#### [Given task]
Give every line again exactly as it appears, please, but not the pictures.

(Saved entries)
— begin —
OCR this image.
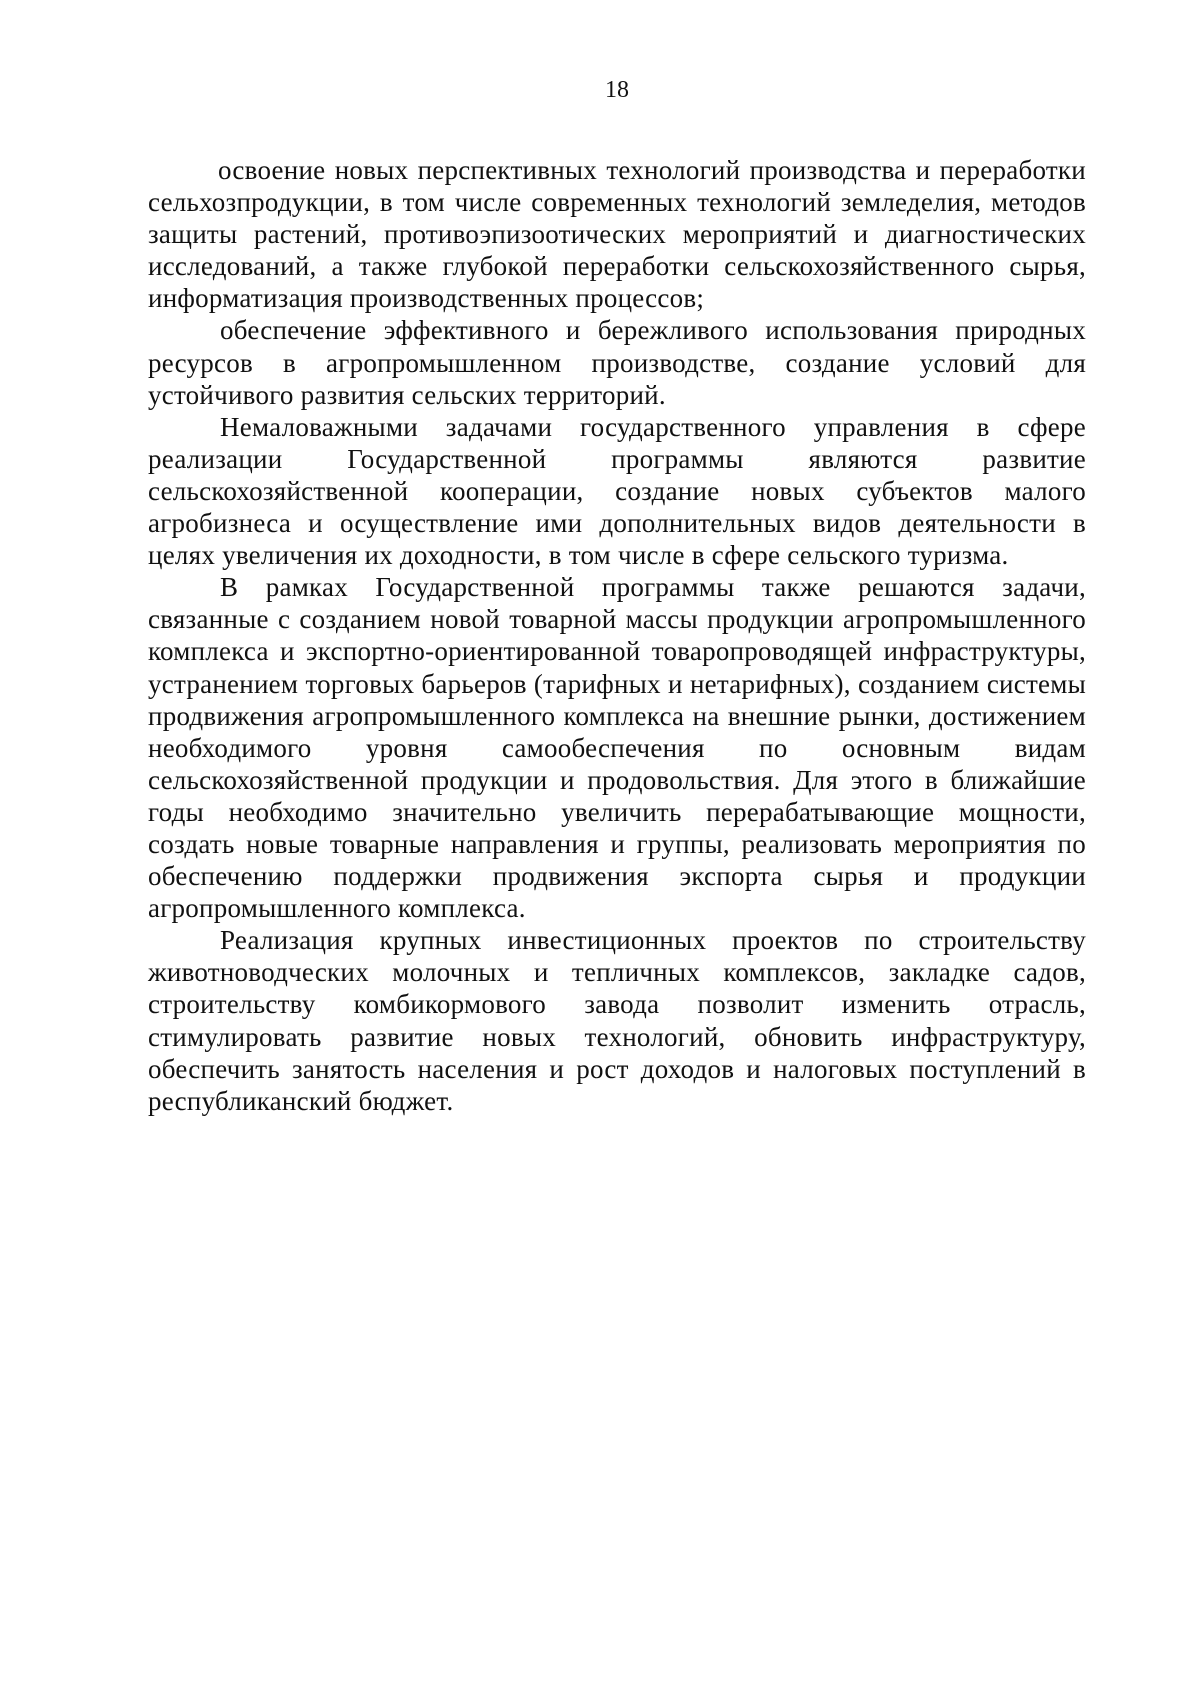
18

освоение новых перспективных технологий производства и переработки сельхозпродукции, в том числе современных технологий земледелия, методов защиты растений, противоэпизоотических мероприятий и диагностических исследований, а также глубокой переработки сельскохозяйственного сырья, информатизация производственных процессов;

обеспечение эффективного и бережливого использования природных ресурсов в агропромышленном производстве, создание условий для устойчивого развития сельских территорий.

Немаловажными задачами государственного управления в сфере реализации Государственной программы являются развитие сельскохозяйственной кооперации, создание новых субъектов малого агробизнеса и осуществление ими дополнительных видов деятельности в целях увеличения их доходности, в том числе в сфере сельского туризма.

В рамках Государственной программы также решаются задачи, связанные с созданием новой товарной массы продукции агропромышленного комплекса и экспортно-ориентированной товаропроводящей инфраструктуры, устранением торговых барьеров (тарифных и нетарифных), созданием системы продвижения агропромышленного комплекса на внешние рынки, достижением необходимого уровня самообеспечения по основным видам сельскохозяйственной продукции и продовольствия. Для этого в ближайшие годы необходимо значительно увеличить перерабатывающие мощности, создать новые товарные направления и группы, реализовать мероприятия по обеспечению поддержки продвижения экспорта сырья и продукции агропромышленного комплекса.

Реализация крупных инвестиционных проектов по строительству животноводческих молочных и тепличных комплексов, закладке садов, строительству комбикормового завода позволит изменить отрасль, стимулировать развитие новых технологий, обновить инфраструктуру, обеспечить занятость населения и рост доходов и налоговых поступлений в республиканский бюджет.
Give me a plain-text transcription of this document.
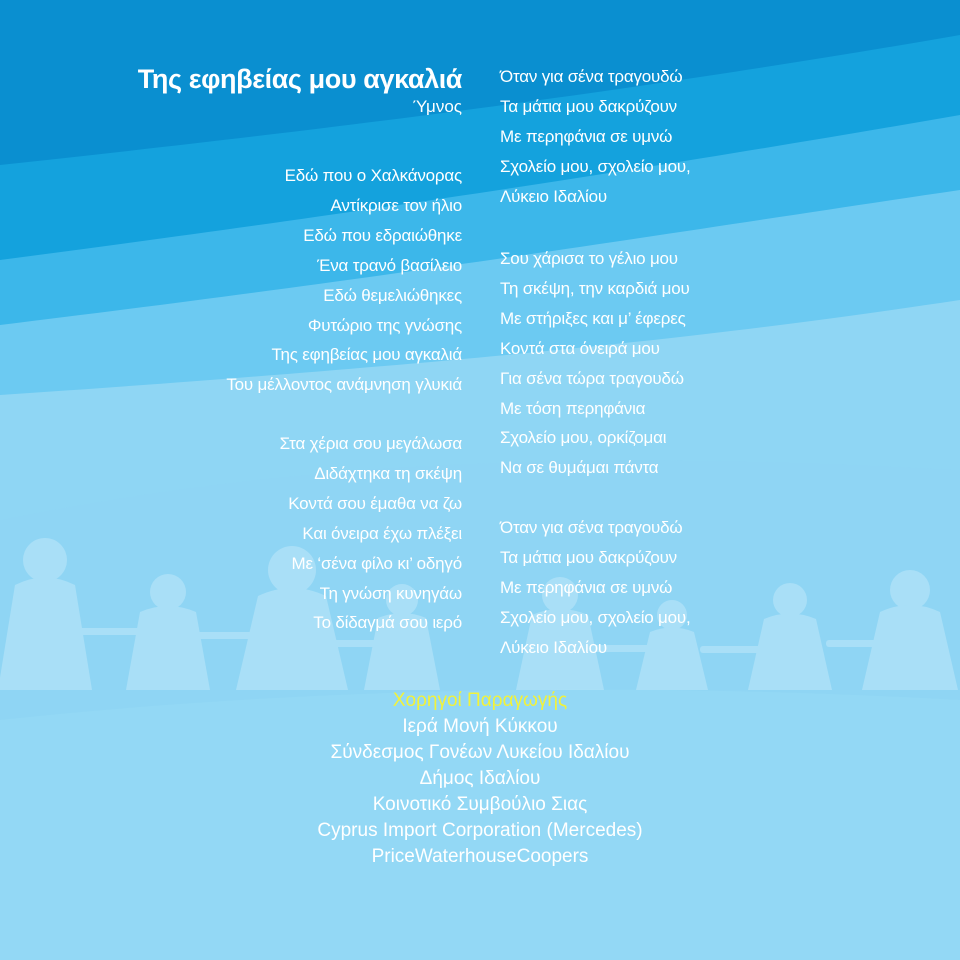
Της εφηβείας μου αγκαλιά
Ύμνος
Εδώ που ο Χαλκάνορας
Αντίκρισε τον ήλιο
Εδώ που εδραιώθηκε
Ένα τρανό βασίλειο
Εδώ θεμελιώθηκες
Φυτώριο της γνώσης
Της εφηβείας μου αγκαλιά
Του μέλλοντος ανάμνηση γλυκιά
Στα χέρια σου μεγάλωσα
Διδάχτηκα τη σκέψη
Κοντά σου έμαθα να ζω
Και όνειρα έχω πλέξει
Με ‘σένα φίλο κι’ οδηγό
Τη γνώση κυνηγάω
Το δίδαγμά σου ιερό
Όταν για σένα τραγουδώ
Τα μάτια μου δακρύζουν
Με περηφάνια σε υμνώ
Σχολείο μου, σχολείο μου,
Λύκειο Ιδαλίου
Σου χάρισα το γέλιο μου
Τη σκέψη, την καρδιά μου
Με στήριξες και μ’ έφερες
Κοντά στα όνειρά μου
Για σένα τώρα τραγουδώ
Με τόση περηφάνια
Σχολείο μου, ορκίζομαι
Να σε θυμάμαι πάντα
Όταν για σένα τραγουδώ
Τα μάτια μου δακρύζουν
Με περηφάνια σε υμνώ
Σχολείο μου, σχολείο μου,
Λύκειο Ιδαλίου
Χορηγοί Παραγωγής
Ιερά Μονή Κύκκου
Σύνδεσμος Γονέων Λυκείου Ιδαλίου
Δήμος Ιδαλίου
Κοινοτικό Συμβούλιο Σιας
Cyprus Import Corporation (Mercedes)
PriceWaterhouseCoopers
— end —
#### [Complete answer]
OCR this image.
18

освоение новых перспективных технологий производства и переработки сельхозпродукции, в том числе современных технологий земледелия, методов защиты растений, противоэпизоотических мероприятий и диагностических исследований, а также глубокой переработки сельскохозяйственного сырья, информатизация производственных процессов;

обеспечение эффективного и бережливого использования природных ресурсов в агропромышленном производстве, создание условий для устойчивого развития сельских территорий.

Немаловажными задачами государственного управления в сфере реализации Государственной программы являются развитие сельскохозяйственной кооперации, создание новых субъектов малого агробизнеса и осуществление ими дополнительных видов деятельности в целях увеличения их доходности, в том числе в сфере сельского туризма.

В рамках Государственной программы также решаются задачи, связанные с созданием новой товарной массы продукции агропромышленного комплекса и экспортно-ориентированной товаропроводящей инфраструктуры, устранением торговых барьеров (тарифных и нетарифных), созданием системы продвижения агропромышленного комплекса на внешние рынки, достижением необходимого уровня самообеспечения по основным видам сельскохозяйственной продукции и продовольствия. Для этого в ближайшие годы необходимо значительно увеличить перерабатывающие мощности, создать новые товарные направления и группы, реализовать мероприятия по обеспечению поддержки продвижения экспорта сырья и продукции агропромышленного комплекса.

Реализация крупных инвестиционных проектов по строительству животноводческих молочных и тепличных комплексов, закладке садов, строительству комбикормового завода позволит изменить отрасль, стимулировать развитие новых технологий, обновить инфраструктуру, обеспечить занятость населения и рост доходов и налоговых поступлений в республиканский бюджет.
Give me a plain-text transcription of this document.
Της εφηβείας μου αγκαλιά
Ύμνος
Εδώ που ο Χαλκάνορας
Αντίκρισε τον ήλιο
Εδώ που εδραιώθηκε
Ένα τρανό βασίλειο
Εδώ θεμελιώθηκες
Φυτώριο της γνώσης
Της εφηβείας μου αγκαλιά
Του μέλλοντος ανάμνηση γλυκιά
Στα χέρια σου μεγάλωσα
Διδάχτηκα τη σκέψη
Κοντά σου έμαθα να ζω
Και όνειρα έχω πλέξει
Με ‘σένα φίλο κι’ οδηγό
Τη γνώση κυνηγάω
Το δίδαγμά σου ιερό
Όταν για σένα τραγουδώ
Τα μάτια μου δακρύζουν
Με περηφάνια σε υμνώ
Σχολείο μου, σχολείο μου,
Λύκειο Ιδαλίου
Σου χάρισα το γέλιο μου
Τη σκέψη, την καρδιά μου
Με στήριξες και μ’ έφερες
Κοντά στα όνειρά μου
Για σένα τώρα τραγουδώ
Με τόση περηφάνια
Σχολείο μου, ορκίζομαι
Να σε θυμάμαι πάντα
Όταν για σένα τραγουδώ
Τα μάτια μου δακρύζουν
Με περηφάνια σε υμνώ
Σχολείο μου, σχολείο μου,
Λύκειο Ιδαλίου
Χορηγοί Παραγωγής
Ιερά Μονή Κύκκου
Σύνδεσμος Γονέων Λυκείου Ιδαλίου
Δήμος Ιδαλίου
Κοινοτικό Συμβούλιο Σιας
Cyprus Import Corporation (Mercedes)
PriceWaterhouseCoopers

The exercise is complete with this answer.